- **Work to do**
Below is a block of records: output all of them exactly and leave out the pictures.

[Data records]
▬▬▬▬▬▬▬▬▬▬

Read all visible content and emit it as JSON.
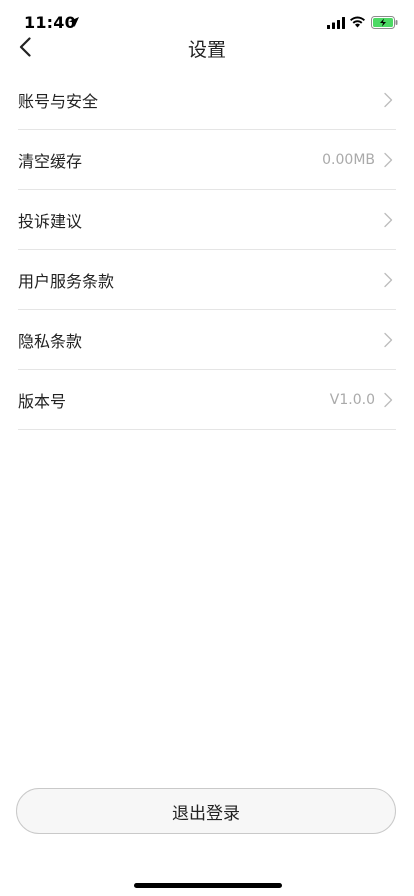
{
  "status_bar": {
    "time": "11:40",
    "icons": [
      "location-arrow-icon",
      "signal-icon",
      "wifi-icon",
      "battery-charging-icon"
    ],
    "battery_color": "#4cd964"
  },
  "nav": {
    "title": "设置",
    "back_icon": "chevron-left-icon"
  },
  "settings": {
    "items": [
      {
        "label": "账号与安全",
        "value": ""
      },
      {
        "label": "清空缓存",
        "value": "0.00MB"
      },
      {
        "label": "投诉建议",
        "value": ""
      },
      {
        "label": "用户服务条款",
        "value": ""
      },
      {
        "label": "隐私条款",
        "value": ""
      },
      {
        "label": "版本号",
        "value": "V1.0.0"
      }
    ]
  },
  "logout": {
    "label": "退出登录"
  },
  "colors": {
    "divider": "#e5e5e5",
    "secondary_text": "#aaaaaa",
    "button_border": "#c9c9c9"
  }
}
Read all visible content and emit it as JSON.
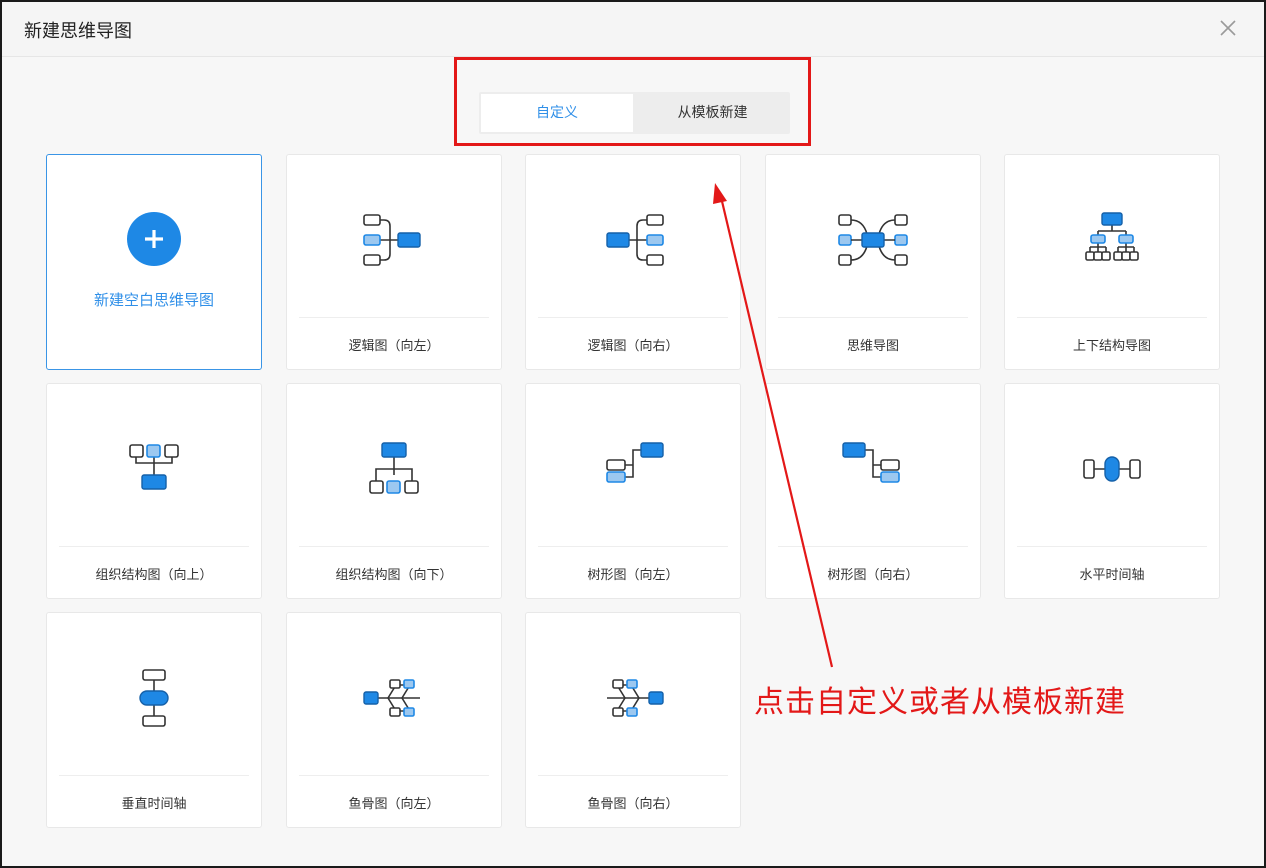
{
  "dialog": {
    "title": "新建思维导图",
    "close_icon": "close-icon"
  },
  "tabs": [
    {
      "label": "自定义",
      "active": true
    },
    {
      "label": "从模板新建",
      "active": false
    }
  ],
  "blank": {
    "label": "新建空白思维导图",
    "icon": "plus-icon"
  },
  "templates": [
    {
      "label": "逻辑图（向左）",
      "icon": "logic-left-icon"
    },
    {
      "label": "逻辑图（向右）",
      "icon": "logic-right-icon"
    },
    {
      "label": "思维导图",
      "icon": "mindmap-icon"
    },
    {
      "label": "上下结构导图",
      "icon": "top-down-icon"
    },
    {
      "label": "组织结构图（向上）",
      "icon": "org-up-icon"
    },
    {
      "label": "组织结构图（向下）",
      "icon": "org-down-icon"
    },
    {
      "label": "树形图（向左）",
      "icon": "tree-left-icon"
    },
    {
      "label": "树形图（向右）",
      "icon": "tree-right-icon"
    },
    {
      "label": "水平时间轴",
      "icon": "timeline-horizontal-icon"
    },
    {
      "label": "垂直时间轴",
      "icon": "timeline-vertical-icon"
    },
    {
      "label": "鱼骨图（向左）",
      "icon": "fishbone-left-icon"
    },
    {
      "label": "鱼骨图（向右）",
      "icon": "fishbone-right-icon"
    }
  ],
  "annotation": "点击自定义或者从模板新建",
  "colors": {
    "accent": "#1e88e5",
    "node_light": "#9cc8f0",
    "annotation": "#e31818"
  }
}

▬▬▬▬▬▬▬▬▬▬

- **Answer in full**
Read all visible content and emit it as JSON.
{
  "status_bar": {
    "time": "11:40",
    "icons": [
      "location-arrow-icon",
      "signal-icon",
      "wifi-icon",
      "battery-charging-icon"
    ],
    "battery_color": "#4cd964"
  },
  "nav": {
    "title": "设置",
    "back_icon": "chevron-left-icon"
  },
  "settings": {
    "items": [
      {
        "label": "账号与安全",
        "value": ""
      },
      {
        "label": "清空缓存",
        "value": "0.00MB"
      },
      {
        "label": "投诉建议",
        "value": ""
      },
      {
        "label": "用户服务条款",
        "value": ""
      },
      {
        "label": "隐私条款",
        "value": ""
      },
      {
        "label": "版本号",
        "value": "V1.0.0"
      }
    ]
  },
  "logout": {
    "label": "退出登录"
  },
  "colors": {
    "divider": "#e5e5e5",
    "secondary_text": "#aaaaaa",
    "button_border": "#c9c9c9"
  }
}
Read all visible content and emit it as JSON.
{
  "dialog": {
    "title": "新建思维导图",
    "close_icon": "close-icon"
  },
  "tabs": [
    {
      "label": "自定义",
      "active": true
    },
    {
      "label": "从模板新建",
      "active": false
    }
  ],
  "blank": {
    "label": "新建空白思维导图",
    "icon": "plus-icon"
  },
  "templates": [
    {
      "label": "逻辑图（向左）",
      "icon": "logic-left-icon"
    },
    {
      "label": "逻辑图（向右）",
      "icon": "logic-right-icon"
    },
    {
      "label": "思维导图",
      "icon": "mindmap-icon"
    },
    {
      "label": "上下结构导图",
      "icon": "top-down-icon"
    },
    {
      "label": "组织结构图（向上）",
      "icon": "org-up-icon"
    },
    {
      "label": "组织结构图（向下）",
      "icon": "org-down-icon"
    },
    {
      "label": "树形图（向左）",
      "icon": "tree-left-icon"
    },
    {
      "label": "树形图（向右）",
      "icon": "tree-right-icon"
    },
    {
      "label": "水平时间轴",
      "icon": "timeline-horizontal-icon"
    },
    {
      "label": "垂直时间轴",
      "icon": "timeline-vertical-icon"
    },
    {
      "label": "鱼骨图（向左）",
      "icon": "fishbone-left-icon"
    },
    {
      "label": "鱼骨图（向右）",
      "icon": "fishbone-right-icon"
    }
  ],
  "annotation": "点击自定义或者从模板新建",
  "colors": {
    "accent": "#1e88e5",
    "node_light": "#9cc8f0",
    "annotation": "#e31818"
  }
}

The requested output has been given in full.